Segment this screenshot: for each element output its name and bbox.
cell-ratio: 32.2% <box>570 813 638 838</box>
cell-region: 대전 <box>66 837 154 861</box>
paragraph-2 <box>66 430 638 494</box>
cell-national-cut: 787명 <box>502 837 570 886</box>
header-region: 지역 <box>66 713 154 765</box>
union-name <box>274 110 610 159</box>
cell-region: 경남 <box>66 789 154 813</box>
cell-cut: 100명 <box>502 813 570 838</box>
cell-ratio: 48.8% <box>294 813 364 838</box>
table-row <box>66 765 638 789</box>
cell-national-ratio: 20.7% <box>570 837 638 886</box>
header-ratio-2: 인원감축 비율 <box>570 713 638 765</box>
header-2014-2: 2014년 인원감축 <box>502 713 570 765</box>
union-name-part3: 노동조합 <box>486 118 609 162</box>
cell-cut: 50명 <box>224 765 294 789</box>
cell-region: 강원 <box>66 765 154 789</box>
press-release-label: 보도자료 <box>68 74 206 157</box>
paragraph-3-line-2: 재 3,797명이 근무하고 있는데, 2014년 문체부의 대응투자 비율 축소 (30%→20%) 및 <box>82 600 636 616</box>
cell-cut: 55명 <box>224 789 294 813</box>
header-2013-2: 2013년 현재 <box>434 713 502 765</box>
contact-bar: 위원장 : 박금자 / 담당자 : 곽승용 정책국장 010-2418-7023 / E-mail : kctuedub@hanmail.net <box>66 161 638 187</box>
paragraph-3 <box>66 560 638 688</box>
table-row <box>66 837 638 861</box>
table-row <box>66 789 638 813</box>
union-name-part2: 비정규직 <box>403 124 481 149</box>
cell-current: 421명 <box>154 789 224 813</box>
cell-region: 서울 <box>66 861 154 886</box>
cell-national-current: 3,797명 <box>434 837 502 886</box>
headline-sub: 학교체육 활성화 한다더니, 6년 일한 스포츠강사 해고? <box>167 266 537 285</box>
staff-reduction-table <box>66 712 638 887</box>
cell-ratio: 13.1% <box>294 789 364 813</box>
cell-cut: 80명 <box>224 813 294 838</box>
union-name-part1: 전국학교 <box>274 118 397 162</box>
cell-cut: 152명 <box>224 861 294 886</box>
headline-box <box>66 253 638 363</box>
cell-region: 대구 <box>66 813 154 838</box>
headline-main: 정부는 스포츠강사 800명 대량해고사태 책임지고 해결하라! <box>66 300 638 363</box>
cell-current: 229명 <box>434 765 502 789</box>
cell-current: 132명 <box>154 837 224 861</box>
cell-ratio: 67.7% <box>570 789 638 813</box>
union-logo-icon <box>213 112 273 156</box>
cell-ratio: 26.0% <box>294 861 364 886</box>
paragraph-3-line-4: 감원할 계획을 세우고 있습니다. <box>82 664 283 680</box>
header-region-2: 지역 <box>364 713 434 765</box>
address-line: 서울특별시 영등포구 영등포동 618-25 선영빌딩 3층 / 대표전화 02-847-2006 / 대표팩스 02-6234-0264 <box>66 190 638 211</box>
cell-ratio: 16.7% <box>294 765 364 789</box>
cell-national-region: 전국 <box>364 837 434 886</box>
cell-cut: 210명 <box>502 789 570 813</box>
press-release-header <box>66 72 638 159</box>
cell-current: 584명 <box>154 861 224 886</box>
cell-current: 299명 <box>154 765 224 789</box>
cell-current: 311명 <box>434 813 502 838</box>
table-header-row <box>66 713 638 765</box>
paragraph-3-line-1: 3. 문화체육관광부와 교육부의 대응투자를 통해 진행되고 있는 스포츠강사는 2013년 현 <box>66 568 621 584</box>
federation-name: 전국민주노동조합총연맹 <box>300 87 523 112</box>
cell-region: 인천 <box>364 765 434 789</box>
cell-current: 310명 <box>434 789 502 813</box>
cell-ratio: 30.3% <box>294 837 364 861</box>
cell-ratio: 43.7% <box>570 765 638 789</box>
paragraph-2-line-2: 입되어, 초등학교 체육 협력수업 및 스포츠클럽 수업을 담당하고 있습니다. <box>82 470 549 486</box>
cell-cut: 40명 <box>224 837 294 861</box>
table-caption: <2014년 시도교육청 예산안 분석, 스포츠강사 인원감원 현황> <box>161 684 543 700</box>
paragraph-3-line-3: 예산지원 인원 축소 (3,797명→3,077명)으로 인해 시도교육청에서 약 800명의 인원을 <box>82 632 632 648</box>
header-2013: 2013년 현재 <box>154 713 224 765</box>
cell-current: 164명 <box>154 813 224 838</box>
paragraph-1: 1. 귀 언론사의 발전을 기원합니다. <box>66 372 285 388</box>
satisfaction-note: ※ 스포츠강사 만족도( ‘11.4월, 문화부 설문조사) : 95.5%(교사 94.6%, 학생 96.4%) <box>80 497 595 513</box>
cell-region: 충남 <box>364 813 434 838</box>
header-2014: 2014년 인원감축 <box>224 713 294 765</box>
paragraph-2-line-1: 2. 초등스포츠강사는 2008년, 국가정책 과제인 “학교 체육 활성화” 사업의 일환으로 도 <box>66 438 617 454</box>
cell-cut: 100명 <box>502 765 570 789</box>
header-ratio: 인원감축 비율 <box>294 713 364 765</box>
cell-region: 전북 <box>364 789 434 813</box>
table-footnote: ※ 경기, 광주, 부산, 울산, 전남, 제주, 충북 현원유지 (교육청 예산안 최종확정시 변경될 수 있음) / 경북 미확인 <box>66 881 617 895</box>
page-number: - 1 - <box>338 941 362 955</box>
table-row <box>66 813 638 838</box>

• • • • •

▶ **STATED TASK**:
Please render the listing above as a Markdown table with two columns, Row and Line, giving each line its own numbered row and leaving out any blank lines.

▶ **EXPECTED ANSWER**:
| Row | Line |
|---|---|
| 1 | Segment this screenshot: for each element output its name and bbox. |
| 2 | cell-ratio: 32.2% <box>570 813 638 838</box> |
| 3 | cell-region: 대전 <box>66 837 154 861</box> |
| 4 | paragraph-2 <box>66 430 638 494</box> |
| 5 | cell-national-cut: 787명 <box>502 837 570 886</box> |
| 6 | header-region: 지역 <box>66 713 154 765</box> |
| 7 | union-name <box>274 110 610 159</box> |
| 8 | cell-region: 경남 <box>66 789 154 813</box> |
| 9 | cell-cut: 100명 <box>502 813 570 838</box> |
| 10 | cell-ratio: 48.8% <box>294 813 364 838</box> |
| 11 | table-row <box>66 765 638 789</box> |
| 12 | cell-national-ratio: 20.7% <box>570 837 638 886</box> |
| 13 | header-ratio-2: 인원감축 비율 <box>570 713 638 765</box> |
| 14 | header-2014-2: 2014년 인원감축 <box>502 713 570 765</box> |
| 15 | union-name-part3: 노동조합 <box>486 118 609 162</box> |
| 16 | cell-cut: 50명 <box>224 765 294 789</box> |
| 17 | cell-region: 강원 <box>66 765 154 789</box> |
| 18 | press-release-label: 보도자료 <box>68 74 206 157</box> |
| 19 | paragraph-3-line-2: 재 3,797명이 근무하고 있는데, 2014년 문체부의 대응투자 비율 축소 (30%→20%) 및 <box>82 600 636 616</box> |
| 20 | cell-cut: 55명 <box>224 789 294 813</box> |
| 21 | header-2013-2: 2013년 현재 <box>434 713 502 765</box> |
| 22 | contact-bar: 위원장 : 박금자 / 담당자 : 곽승용 정책국장 010-2418-7023 / E-mail : kctuedub@hanmail.net <box>66 161 638 187</box> |
| 23 | paragraph-3 <box>66 560 638 688</box> |
| 24 | table-row <box>66 837 638 861</box> |
| 25 | table-row <box>66 789 638 813</box> |
| 26 | union-name-part2: 비정규직 <box>403 124 481 149</box> |
| 27 | cell-current: 421명 <box>154 789 224 813</box> |
| 28 | cell-region: 서울 <box>66 861 154 886</box> |
| 29 | cell-national-current: 3,797명 <box>434 837 502 886</box> |
| 30 | headline-sub: 학교체육 활성화 한다더니, 6년 일한 스포츠강사 해고? <box>167 266 537 285</box> |
| 31 | staff-reduction-table <box>66 712 638 887</box> |
| 32 | cell-ratio: 13.1% <box>294 789 364 813</box> |
| 33 | cell-cut: 80명 <box>224 813 294 838</box> |
| 34 | union-name-part1: 전국학교 <box>274 118 397 162</box> |
| 35 | cell-cut: 152명 <box>224 861 294 886</box> |
| 36 | headline-box <box>66 253 638 363</box> |
| 37 | cell-region: 대구 <box>66 813 154 838</box> |
| 38 | headline-main: 정부는 스포츠강사 800명 대량해고사태 책임지고 해결하라! <box>66 300 638 363</box> |
| 39 | cell-current: 229명 <box>434 765 502 789</box> |
| 40 | cell-current: 132명 <box>154 837 224 861</box> |
| 41 | cell-ratio: 67.7% <box>570 789 638 813</box> |
| 42 | union-logo-icon <box>213 112 273 156</box> |
| 43 | cell-ratio: 26.0% <box>294 861 364 886</box> |
| 44 | paragraph-3-line-4: 감원할 계획을 세우고 있습니다. <box>82 664 283 680</box> |
| 45 | header-region-2: 지역 <box>364 713 434 765</box> |
| 46 | address-line: 서울특별시 영등포구 영등포동 618-25 선영빌딩 3층 / 대표전화 02-847-2006 / 대표팩스 02-6234-0264 <box>66 190 638 211</box> |
| 47 | cell-ratio: 16.7% <box>294 765 364 789</box> |
| 48 | cell-national-region: 전국 <box>364 837 434 886</box> |
| 49 | cell-cut: 210명 <box>502 789 570 813</box> |
| 50 | press-release-header <box>66 72 638 159</box> |
| 51 | cell-current: 584명 <box>154 861 224 886</box> |
| 52 | cell-current: 299명 <box>154 765 224 789</box> |
| 53 | cell-current: 311명 <box>434 813 502 838</box> |
| 54 | table-header-row <box>66 713 638 765</box> |
| 55 | paragraph-3-line-1: 3. 문화체육관광부와 교육부의 대응투자를 통해 진행되고 있는 스포츠강사는 2013년 현 <box>66 568 621 584</box> |
| 56 | federation-name: 전국민주노동조합총연맹 <box>300 87 523 112</box> |
| 57 | cell-region: 인천 <box>364 765 434 789</box> |
| 58 | cell-current: 310명 <box>434 789 502 813</box> |
| 59 | cell-ratio: 30.3% <box>294 837 364 861</box> |
| 60 | cell-ratio: 43.7% <box>570 765 638 789</box> |
| 61 | paragraph-2-line-2: 입되어, 초등학교 체육 협력수업 및 스포츠클럽 수업을 담당하고 있습니다. <box>82 470 549 486</box> |
| 62 | cell-cut: 40명 <box>224 837 294 861</box> |
| 63 | table-caption: <2014년 시도교육청 예산안 분석, 스포츠강사 인원감원 현황> <box>161 684 543 700</box> |
| 64 | paragraph-3-line-3: 예산지원 인원 축소 (3,797명→3,077명)으로 인해 시도교육청에서 약 800명의 인원을 <box>82 632 632 648</box> |
| 65 | header-2013: 2013년 현재 <box>154 713 224 765</box> |
| 66 | cell-current: 164명 <box>154 813 224 838</box> |
| 67 | paragraph-1: 1. 귀 언론사의 발전을 기원합니다. <box>66 372 285 388</box> |
| 68 | satisfaction-note: ※ 스포츠강사 만족도( ‘11.4월, 문화부 설문조사) : 95.5%(교사 94.6%, 학생 96.4%) <box>80 497 595 513</box> |
| 69 | cell-region: 충남 <box>364 813 434 838</box> |
| 70 | header-2014: 2014년 인원감축 <box>224 713 294 765</box> |
| 71 | paragraph-2-line-1: 2. 초등스포츠강사는 2008년, 국가정책 과제인 “학교 체육 활성화” 사업의 일환으로 도 <box>66 438 617 454</box> |
| 72 | cell-cut: 100명 <box>502 765 570 789</box> |
| 73 | header-ratio: 인원감축 비율 <box>294 713 364 765</box> |
| 74 | cell-region: 전북 <box>364 789 434 813</box> |
| 75 | table-footnote: ※ 경기, 광주, 부산, 울산, 전남, 제주, 충북 현원유지 (교육청 예산안 최종확정시 변경될 수 있음) / 경북 미확인 <box>66 881 617 895</box> |
| 76 | page-number: - 1 - <box>338 941 362 955</box> |
| 77 | table-row <box>66 813 638 838</box> |